:: Requirements ::
In the material below, find each line holding the string "preservation" and copy it.

Items from a figure collection:
· · ·
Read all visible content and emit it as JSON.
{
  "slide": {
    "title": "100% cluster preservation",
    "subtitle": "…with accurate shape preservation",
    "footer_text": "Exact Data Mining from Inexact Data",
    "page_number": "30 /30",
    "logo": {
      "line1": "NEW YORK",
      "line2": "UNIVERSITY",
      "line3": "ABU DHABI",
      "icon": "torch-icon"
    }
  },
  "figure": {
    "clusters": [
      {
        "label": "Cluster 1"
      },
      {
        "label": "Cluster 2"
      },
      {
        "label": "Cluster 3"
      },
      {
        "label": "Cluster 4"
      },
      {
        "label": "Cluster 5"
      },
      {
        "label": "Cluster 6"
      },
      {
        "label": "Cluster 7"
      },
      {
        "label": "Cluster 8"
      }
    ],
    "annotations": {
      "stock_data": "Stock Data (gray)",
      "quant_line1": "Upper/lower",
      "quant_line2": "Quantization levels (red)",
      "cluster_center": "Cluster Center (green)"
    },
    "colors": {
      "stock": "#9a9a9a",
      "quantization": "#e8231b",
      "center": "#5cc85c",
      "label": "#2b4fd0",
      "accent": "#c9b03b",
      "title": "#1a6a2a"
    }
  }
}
· · ·
:: Task response ::
    "title": "100% cluster preservation",
    "subtitle": "…with accurate shape preservation",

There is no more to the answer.